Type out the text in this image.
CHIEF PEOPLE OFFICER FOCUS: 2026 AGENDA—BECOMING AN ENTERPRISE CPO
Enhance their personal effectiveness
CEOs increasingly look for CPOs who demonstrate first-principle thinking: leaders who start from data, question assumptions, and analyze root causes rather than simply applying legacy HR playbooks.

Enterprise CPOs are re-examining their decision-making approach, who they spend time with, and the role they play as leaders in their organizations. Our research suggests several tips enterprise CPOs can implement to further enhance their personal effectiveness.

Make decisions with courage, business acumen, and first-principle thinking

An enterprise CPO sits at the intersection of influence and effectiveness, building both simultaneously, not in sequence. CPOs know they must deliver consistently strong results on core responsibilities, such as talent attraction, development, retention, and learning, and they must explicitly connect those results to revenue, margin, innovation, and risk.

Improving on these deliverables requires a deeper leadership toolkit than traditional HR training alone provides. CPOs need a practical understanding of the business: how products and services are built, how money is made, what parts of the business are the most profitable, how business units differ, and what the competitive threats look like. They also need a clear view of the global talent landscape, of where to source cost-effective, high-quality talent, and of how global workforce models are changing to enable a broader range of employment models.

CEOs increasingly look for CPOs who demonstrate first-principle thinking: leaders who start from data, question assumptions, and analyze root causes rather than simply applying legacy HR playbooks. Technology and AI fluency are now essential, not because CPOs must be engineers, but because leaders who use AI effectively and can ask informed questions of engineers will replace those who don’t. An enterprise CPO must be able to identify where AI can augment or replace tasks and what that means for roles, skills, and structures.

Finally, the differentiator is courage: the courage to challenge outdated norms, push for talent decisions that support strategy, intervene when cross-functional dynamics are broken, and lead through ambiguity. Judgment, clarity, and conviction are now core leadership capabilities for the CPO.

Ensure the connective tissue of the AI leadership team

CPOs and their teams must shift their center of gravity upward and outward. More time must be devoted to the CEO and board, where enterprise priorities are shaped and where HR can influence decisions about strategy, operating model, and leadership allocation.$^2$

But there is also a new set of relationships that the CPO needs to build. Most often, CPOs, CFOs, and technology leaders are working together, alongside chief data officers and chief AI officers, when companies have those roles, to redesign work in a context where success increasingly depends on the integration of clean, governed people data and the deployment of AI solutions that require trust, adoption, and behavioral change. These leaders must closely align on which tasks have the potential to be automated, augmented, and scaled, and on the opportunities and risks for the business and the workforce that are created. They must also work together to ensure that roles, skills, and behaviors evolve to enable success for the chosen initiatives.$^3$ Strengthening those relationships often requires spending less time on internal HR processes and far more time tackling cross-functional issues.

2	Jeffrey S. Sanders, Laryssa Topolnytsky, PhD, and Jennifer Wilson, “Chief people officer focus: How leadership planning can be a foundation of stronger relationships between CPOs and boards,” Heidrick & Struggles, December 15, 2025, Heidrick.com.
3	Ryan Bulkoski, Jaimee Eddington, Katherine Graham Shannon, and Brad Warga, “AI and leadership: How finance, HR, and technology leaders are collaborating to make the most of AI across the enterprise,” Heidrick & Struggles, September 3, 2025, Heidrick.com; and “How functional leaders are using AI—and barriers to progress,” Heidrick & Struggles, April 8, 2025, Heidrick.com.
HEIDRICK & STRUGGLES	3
--
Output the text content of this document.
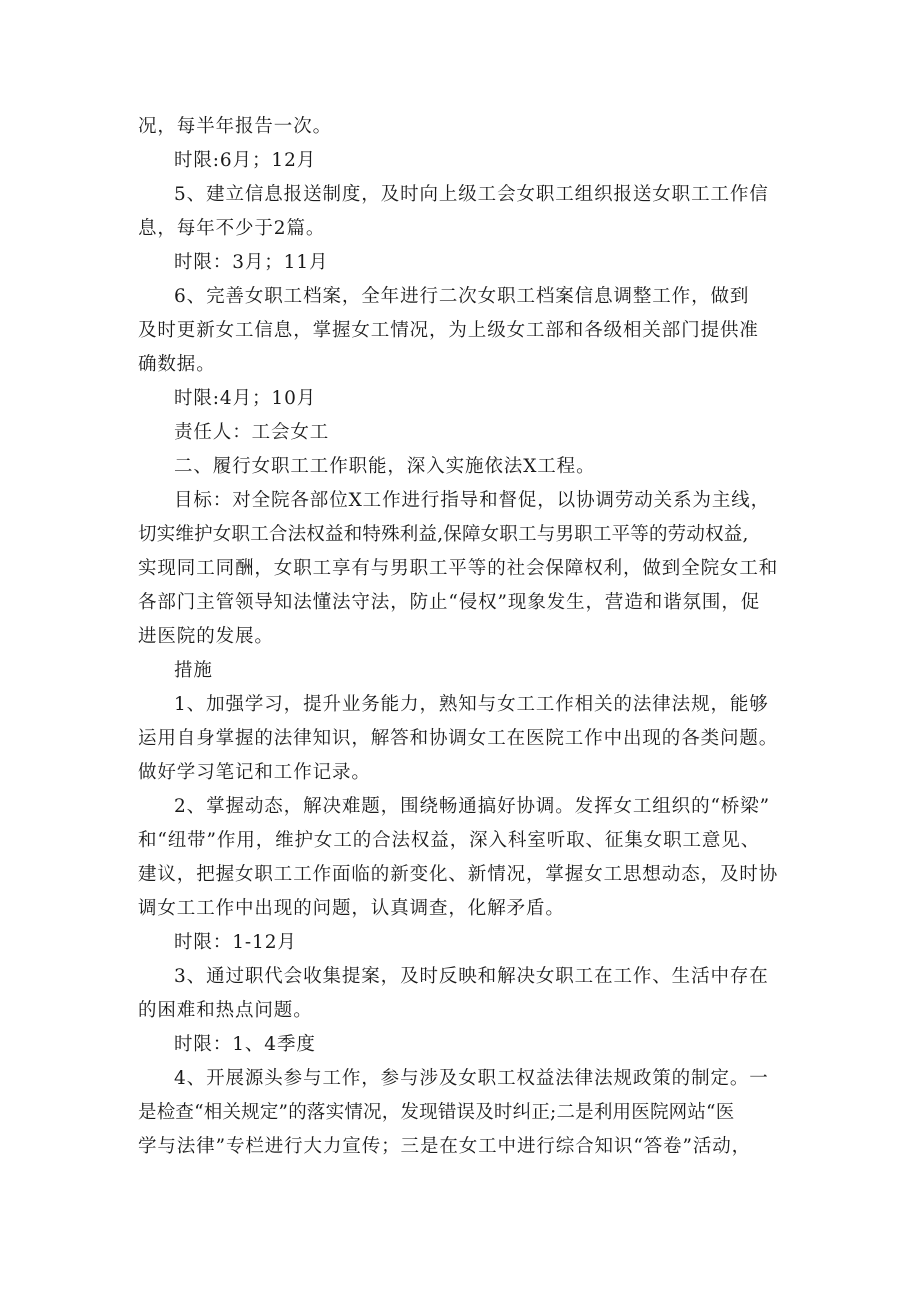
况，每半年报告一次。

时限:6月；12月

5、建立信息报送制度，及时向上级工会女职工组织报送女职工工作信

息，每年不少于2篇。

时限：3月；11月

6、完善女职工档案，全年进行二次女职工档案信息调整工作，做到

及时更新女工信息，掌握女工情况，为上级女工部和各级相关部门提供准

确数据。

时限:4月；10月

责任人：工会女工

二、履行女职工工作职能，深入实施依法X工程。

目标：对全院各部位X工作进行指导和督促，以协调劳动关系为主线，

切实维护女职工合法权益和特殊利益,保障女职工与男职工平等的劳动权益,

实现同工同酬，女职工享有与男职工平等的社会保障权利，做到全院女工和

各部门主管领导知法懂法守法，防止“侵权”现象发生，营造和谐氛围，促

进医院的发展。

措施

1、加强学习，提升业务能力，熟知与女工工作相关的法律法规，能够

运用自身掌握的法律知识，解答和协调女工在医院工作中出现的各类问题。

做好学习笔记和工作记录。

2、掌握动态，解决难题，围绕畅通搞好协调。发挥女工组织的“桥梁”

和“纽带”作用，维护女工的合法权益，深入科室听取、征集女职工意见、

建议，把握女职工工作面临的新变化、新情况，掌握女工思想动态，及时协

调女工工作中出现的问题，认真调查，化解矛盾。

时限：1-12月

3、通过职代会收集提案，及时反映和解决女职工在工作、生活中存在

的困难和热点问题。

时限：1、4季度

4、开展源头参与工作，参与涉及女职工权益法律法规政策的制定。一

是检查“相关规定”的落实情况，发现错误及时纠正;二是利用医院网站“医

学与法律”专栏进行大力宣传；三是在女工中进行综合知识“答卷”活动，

**The problem:** Scan the data above; copy every line where "personal" appears.

**Full answer:**
Enhance their personal effectiveness
Enterprise CPOs are re-examining their decision-making approach, who they spend time with, and the role they play as leaders in their organizations. Our research suggests several tips enterprise CPOs can implement to further enhance their personal effectiveness.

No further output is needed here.